→ **Stated exercise**
Retype the whole listing below, character for character.

→ **Dataset entries**

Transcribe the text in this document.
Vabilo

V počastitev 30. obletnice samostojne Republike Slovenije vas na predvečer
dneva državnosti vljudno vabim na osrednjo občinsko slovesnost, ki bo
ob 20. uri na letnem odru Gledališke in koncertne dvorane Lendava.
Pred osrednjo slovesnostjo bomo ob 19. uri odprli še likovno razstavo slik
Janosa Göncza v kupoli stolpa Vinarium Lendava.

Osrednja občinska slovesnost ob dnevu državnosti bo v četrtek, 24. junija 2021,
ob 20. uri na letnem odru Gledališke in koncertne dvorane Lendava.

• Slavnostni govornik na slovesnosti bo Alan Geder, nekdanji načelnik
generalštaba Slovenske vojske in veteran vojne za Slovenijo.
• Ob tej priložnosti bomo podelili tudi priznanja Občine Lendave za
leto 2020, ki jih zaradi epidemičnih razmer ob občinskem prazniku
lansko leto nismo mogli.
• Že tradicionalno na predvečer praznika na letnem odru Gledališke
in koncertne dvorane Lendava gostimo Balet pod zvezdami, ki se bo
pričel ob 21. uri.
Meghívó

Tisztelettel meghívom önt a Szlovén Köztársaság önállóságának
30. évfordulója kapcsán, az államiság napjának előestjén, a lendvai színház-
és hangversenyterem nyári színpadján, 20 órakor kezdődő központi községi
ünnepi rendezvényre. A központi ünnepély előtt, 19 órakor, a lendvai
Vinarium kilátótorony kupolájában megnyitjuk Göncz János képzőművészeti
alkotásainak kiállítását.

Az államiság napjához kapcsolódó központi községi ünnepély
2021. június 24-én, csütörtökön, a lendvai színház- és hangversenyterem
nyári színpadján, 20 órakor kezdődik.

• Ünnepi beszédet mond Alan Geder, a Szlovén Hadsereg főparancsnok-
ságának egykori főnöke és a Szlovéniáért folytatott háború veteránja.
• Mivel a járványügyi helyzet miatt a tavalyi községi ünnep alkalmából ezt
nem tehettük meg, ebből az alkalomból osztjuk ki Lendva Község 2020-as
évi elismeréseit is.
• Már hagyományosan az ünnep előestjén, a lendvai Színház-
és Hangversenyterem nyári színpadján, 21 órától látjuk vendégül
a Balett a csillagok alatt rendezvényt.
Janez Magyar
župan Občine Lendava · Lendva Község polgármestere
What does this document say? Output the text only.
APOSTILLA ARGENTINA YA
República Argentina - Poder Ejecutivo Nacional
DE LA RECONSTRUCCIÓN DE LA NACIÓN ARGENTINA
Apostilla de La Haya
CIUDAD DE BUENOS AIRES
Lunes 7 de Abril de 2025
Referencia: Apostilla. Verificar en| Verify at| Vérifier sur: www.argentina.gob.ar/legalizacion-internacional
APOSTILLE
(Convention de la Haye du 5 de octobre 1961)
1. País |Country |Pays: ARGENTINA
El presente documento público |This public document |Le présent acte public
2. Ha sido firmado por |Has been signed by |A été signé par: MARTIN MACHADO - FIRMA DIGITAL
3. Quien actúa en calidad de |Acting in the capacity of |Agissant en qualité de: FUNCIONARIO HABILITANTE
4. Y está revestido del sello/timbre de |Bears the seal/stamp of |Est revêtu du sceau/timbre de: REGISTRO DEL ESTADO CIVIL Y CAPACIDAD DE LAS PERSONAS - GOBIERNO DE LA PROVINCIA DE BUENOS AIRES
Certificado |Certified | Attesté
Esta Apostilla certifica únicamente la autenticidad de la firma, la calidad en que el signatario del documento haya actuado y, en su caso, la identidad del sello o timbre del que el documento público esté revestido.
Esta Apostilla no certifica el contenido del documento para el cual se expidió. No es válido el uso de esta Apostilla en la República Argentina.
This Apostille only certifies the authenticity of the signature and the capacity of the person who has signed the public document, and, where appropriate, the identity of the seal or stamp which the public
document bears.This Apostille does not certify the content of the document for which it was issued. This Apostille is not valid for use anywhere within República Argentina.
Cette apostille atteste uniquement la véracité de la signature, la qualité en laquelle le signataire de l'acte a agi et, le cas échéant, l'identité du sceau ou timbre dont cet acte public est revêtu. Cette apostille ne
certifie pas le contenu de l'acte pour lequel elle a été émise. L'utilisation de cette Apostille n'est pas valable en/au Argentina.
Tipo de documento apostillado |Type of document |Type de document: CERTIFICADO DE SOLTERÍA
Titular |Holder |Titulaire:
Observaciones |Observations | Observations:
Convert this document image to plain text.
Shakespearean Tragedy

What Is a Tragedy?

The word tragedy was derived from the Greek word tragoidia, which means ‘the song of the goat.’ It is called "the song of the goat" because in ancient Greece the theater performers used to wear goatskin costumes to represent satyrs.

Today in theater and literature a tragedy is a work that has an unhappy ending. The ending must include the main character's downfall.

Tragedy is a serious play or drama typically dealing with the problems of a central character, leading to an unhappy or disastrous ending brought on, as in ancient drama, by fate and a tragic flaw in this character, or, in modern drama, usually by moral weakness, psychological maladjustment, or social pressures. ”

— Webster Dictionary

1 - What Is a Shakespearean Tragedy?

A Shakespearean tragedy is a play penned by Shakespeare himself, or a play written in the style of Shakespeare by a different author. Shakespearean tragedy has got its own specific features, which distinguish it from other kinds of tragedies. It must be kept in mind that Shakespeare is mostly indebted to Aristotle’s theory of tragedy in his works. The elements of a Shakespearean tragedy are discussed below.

→ **Exercise result**
Transcribe the text in this document.
Vabilo

V počastitev 30. obletnice samostojne Republike Slovenije vas na predvečer
dneva državnosti vljudno vabim na osrednjo občinsko slovesnost, ki bo
ob 20. uri na letnem odru Gledališke in koncertne dvorane Lendava.
Pred osrednjo slovesnostjo bomo ob 19. uri odprli še likovno razstavo slik
Janosa Göncza v kupoli stolpa Vinarium Lendava.

Osrednja občinska slovesnost ob dnevu državnosti bo v četrtek, 24. junija 2021,
ob 20. uri na letnem odru Gledališke in koncertne dvorane Lendava.

• Slavnostni govornik na slovesnosti bo Alan Geder, nekdanji načelnik
generalštaba Slovenske vojske in veteran vojne za Slovenijo.
• Ob tej priložnosti bomo podelili tudi priznanja Občine Lendave za
leto 2020, ki jih zaradi epidemičnih razmer ob občinskem prazniku
lansko leto nismo mogli.
• Že tradicionalno na predvečer praznika na letnem odru Gledališke
in koncertne dvorane Lendava gostimo Balet pod zvezdami, ki se bo
pričel ob 21. uri.
Meghívó

Tisztelettel meghívom önt a Szlovén Köztársaság önállóságának
30. évfordulója kapcsán, az államiság napjának előestjén, a lendvai színház-
és hangversenyterem nyári színpadján, 20 órakor kezdődő központi községi
ünnepi rendezvényre. A központi ünnepély előtt, 19 órakor, a lendvai
Vinarium kilátótorony kupolájában megnyitjuk Göncz János képzőművészeti
alkotásainak kiállítását.

Az államiság napjához kapcsolódó központi községi ünnepély
2021. június 24-én, csütörtökön, a lendvai színház- és hangversenyterem
nyári színpadján, 20 órakor kezdődik.

• Ünnepi beszédet mond Alan Geder, a Szlovén Hadsereg főparancsnok-
ságának egykori főnöke és a Szlovéniáért folytatott háború veteránja.
• Mivel a járványügyi helyzet miatt a tavalyi községi ünnep alkalmából ezt
nem tehettük meg, ebből az alkalomból osztjuk ki Lendva Község 2020-as
évi elismeréseit is.
• Már hagyományosan az ünnep előestjén, a lendvai Színház-
és Hangversenyterem nyári színpadján, 21 órától látjuk vendégül
a Balett a csillagok alatt rendezvényt.
Janez Magyar
župan Občine Lendava · Lendva Község polgármestere
What does this document say? Output the text only.
APOSTILLA ARGENTINA YA
República Argentina - Poder Ejecutivo Nacional
DE LA RECONSTRUCCIÓN DE LA NACIÓN ARGENTINA
Apostilla de La Haya
CIUDAD DE BUENOS AIRES
Lunes 7 de Abril de 2025
Referencia: Apostilla. Verificar en| Verify at| Vérifier sur: www.argentina.gob.ar/legalizacion-internacional
APOSTILLE
(Convention de la Haye du 5 de octobre 1961)
1. País |Country |Pays: ARGENTINA
El presente documento público |This public document |Le présent acte public
2. Ha sido firmado por |Has been signed by |A été signé par: MARTIN MACHADO - FIRMA DIGITAL
3. Quien actúa en calidad de |Acting in the capacity of |Agissant en qualité de: FUNCIONARIO HABILITANTE
4. Y está revestido del sello/timbre de |Bears the seal/stamp of |Est revêtu du sceau/timbre de: REGISTRO DEL ESTADO CIVIL Y CAPACIDAD DE LAS PERSONAS - GOBIERNO DE LA PROVINCIA DE BUENOS AIRES
Certificado |Certified | Attesté
Esta Apostilla certifica únicamente la autenticidad de la firma, la calidad en que el signatario del documento haya actuado y, en su caso, la identidad del sello o timbre del que el documento público esté revestido.
Esta Apostilla no certifica el contenido del documento para el cual se expidió. No es válido el uso de esta Apostilla en la República Argentina.
This Apostille only certifies the authenticity of the signature and the capacity of the person who has signed the public document, and, where appropriate, the identity of the seal or stamp which the public
document bears.This Apostille does not certify the content of the document for which it was issued. This Apostille is not valid for use anywhere within República Argentina.
Cette apostille atteste uniquement la véracité de la signature, la qualité en laquelle le signataire de l'acte a agi et, le cas échéant, l'identité du sceau ou timbre dont cet acte public est revêtu. Cette apostille ne
certifie pas le contenu de l'acte pour lequel elle a été émise. L'utilisation de cette Apostille n'est pas valable en/au Argentina.
Tipo de documento apostillado |Type of document |Type de document: CERTIFICADO DE SOLTERÍA
Titular |Holder |Titulaire:
Observaciones |Observations | Observations:
Convert this document image to plain text.
Shakespearean Tragedy

What Is a Tragedy?

The word tragedy was derived from the Greek word tragoidia, which means ‘the song of the goat.’ It is called "the song of the goat" because in ancient Greece the theater performers used to wear goatskin costumes to represent satyrs.

Today in theater and literature a tragedy is a work that has an unhappy ending. The ending must include the main character's downfall.

Tragedy is a serious play or drama typically dealing with the problems of a central character, leading to an unhappy or disastrous ending brought on, as in ancient drama, by fate and a tragic flaw in this character, or, in modern drama, usually by moral weakness, psychological maladjustment, or social pressures. ”

— Webster Dictionary

1 - What Is a Shakespearean Tragedy?

A Shakespearean tragedy is a play penned by Shakespeare himself, or a play written in the style of Shakespeare by a different author. Shakespearean tragedy has got its own specific features, which distinguish it from other kinds of tragedies. It must be kept in mind that Shakespeare is mostly indebted to Aristotle’s theory of tragedy in his works. The elements of a Shakespearean tragedy are discussed below.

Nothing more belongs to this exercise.